Problem to work on: The records that follow need to be output exactly as they are.

Dataset items
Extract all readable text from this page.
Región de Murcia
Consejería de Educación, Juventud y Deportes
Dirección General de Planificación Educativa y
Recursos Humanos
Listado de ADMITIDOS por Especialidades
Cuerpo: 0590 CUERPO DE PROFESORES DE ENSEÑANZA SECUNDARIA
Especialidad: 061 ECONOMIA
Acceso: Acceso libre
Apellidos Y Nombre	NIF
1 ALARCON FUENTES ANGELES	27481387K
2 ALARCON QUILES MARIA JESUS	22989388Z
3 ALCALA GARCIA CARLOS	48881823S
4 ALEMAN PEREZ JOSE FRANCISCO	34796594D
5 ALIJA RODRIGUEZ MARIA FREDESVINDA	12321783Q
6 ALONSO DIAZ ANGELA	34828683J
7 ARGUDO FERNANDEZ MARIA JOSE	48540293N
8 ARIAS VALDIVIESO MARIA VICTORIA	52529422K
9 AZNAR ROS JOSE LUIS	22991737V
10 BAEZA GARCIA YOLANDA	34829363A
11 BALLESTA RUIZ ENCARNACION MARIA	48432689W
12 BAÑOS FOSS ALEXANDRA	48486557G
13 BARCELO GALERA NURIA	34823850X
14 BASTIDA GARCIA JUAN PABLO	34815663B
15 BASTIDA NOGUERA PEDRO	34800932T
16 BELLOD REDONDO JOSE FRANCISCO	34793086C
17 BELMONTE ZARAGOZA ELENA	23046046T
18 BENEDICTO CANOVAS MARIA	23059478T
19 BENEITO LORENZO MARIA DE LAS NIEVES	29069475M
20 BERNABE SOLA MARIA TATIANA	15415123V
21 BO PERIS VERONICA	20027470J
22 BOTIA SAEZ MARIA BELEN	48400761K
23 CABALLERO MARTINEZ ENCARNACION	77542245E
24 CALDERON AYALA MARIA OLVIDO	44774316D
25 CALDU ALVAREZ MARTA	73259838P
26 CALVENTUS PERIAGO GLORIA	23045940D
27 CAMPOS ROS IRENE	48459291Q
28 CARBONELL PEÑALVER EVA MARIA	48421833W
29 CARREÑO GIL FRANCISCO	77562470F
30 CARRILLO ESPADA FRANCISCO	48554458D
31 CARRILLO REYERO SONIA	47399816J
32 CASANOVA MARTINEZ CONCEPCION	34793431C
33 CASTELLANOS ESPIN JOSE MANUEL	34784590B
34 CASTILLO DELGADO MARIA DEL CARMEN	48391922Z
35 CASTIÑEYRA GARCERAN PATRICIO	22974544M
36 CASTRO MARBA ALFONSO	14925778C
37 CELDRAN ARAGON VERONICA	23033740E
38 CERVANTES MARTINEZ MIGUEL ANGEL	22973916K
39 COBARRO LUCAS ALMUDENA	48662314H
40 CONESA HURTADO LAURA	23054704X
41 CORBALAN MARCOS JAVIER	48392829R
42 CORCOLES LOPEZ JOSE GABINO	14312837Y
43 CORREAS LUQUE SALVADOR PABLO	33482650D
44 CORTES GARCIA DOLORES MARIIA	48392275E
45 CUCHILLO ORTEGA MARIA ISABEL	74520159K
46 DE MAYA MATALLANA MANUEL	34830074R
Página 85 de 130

Correct answer:
Extract all readable text from this page.
Región de Murcia
Consejería de Educación, Juventud y Deportes
Dirección General de Planificación Educativa y
Recursos Humanos
Listado de ADMITIDOS por Especialidades
Cuerpo: 0590 CUERPO DE PROFESORES DE ENSEÑANZA SECUNDARIA
Especialidad: 061 ECONOMIA
Acceso: Acceso libre
Apellidos Y Nombre	NIF
1 ALARCON FUENTES ANGELES	27481387K
2 ALARCON QUILES MARIA JESUS	22989388Z
3 ALCALA GARCIA CARLOS	48881823S
4 ALEMAN PEREZ JOSE FRANCISCO	34796594D
5 ALIJA RODRIGUEZ MARIA FREDESVINDA	12321783Q
6 ALONSO DIAZ ANGELA	34828683J
7 ARGUDO FERNANDEZ MARIA JOSE	48540293N
8 ARIAS VALDIVIESO MARIA VICTORIA	52529422K
9 AZNAR ROS JOSE LUIS	22991737V
10 BAEZA GARCIA YOLANDA	34829363A
11 BALLESTA RUIZ ENCARNACION MARIA	48432689W
12 BAÑOS FOSS ALEXANDRA	48486557G
13 BARCELO GALERA NURIA	34823850X
14 BASTIDA GARCIA JUAN PABLO	34815663B
15 BASTIDA NOGUERA PEDRO	34800932T
16 BELLOD REDONDO JOSE FRANCISCO	34793086C
17 BELMONTE ZARAGOZA ELENA	23046046T
18 BENEDICTO CANOVAS MARIA	23059478T
19 BENEITO LORENZO MARIA DE LAS NIEVES	29069475M
20 BERNABE SOLA MARIA TATIANA	15415123V
21 BO PERIS VERONICA	20027470J
22 BOTIA SAEZ MARIA BELEN	48400761K
23 CABALLERO MARTINEZ ENCARNACION	77542245E
24 CALDERON AYALA MARIA OLVIDO	44774316D
25 CALDU ALVAREZ MARTA	73259838P
26 CALVENTUS PERIAGO GLORIA	23045940D
27 CAMPOS ROS IRENE	48459291Q
28 CARBONELL PEÑALVER EVA MARIA	48421833W
29 CARREÑO GIL FRANCISCO	77562470F
30 CARRILLO ESPADA FRANCISCO	48554458D
31 CARRILLO REYERO SONIA	47399816J
32 CASANOVA MARTINEZ CONCEPCION	34793431C
33 CASTELLANOS ESPIN JOSE MANUEL	34784590B
34 CASTILLO DELGADO MARIA DEL CARMEN	48391922Z
35 CASTIÑEYRA GARCERAN PATRICIO	22974544M
36 CASTRO MARBA ALFONSO	14925778C
37 CELDRAN ARAGON VERONICA	23033740E
38 CERVANTES MARTINEZ MIGUEL ANGEL	22973916K
39 COBARRO LUCAS ALMUDENA	48662314H
40 CONESA HURTADO LAURA	23054704X
41 CORBALAN MARCOS JAVIER	48392829R
42 CORCOLES LOPEZ JOSE GABINO	14312837Y
43 CORREAS LUQUE SALVADOR PABLO	33482650D
44 CORTES GARCIA DOLORES MARIIA	48392275E
45 CUCHILLO ORTEGA MARIA ISABEL	74520159K
46 DE MAYA MATALLANA MANUEL	34830074R
Página 85 de 130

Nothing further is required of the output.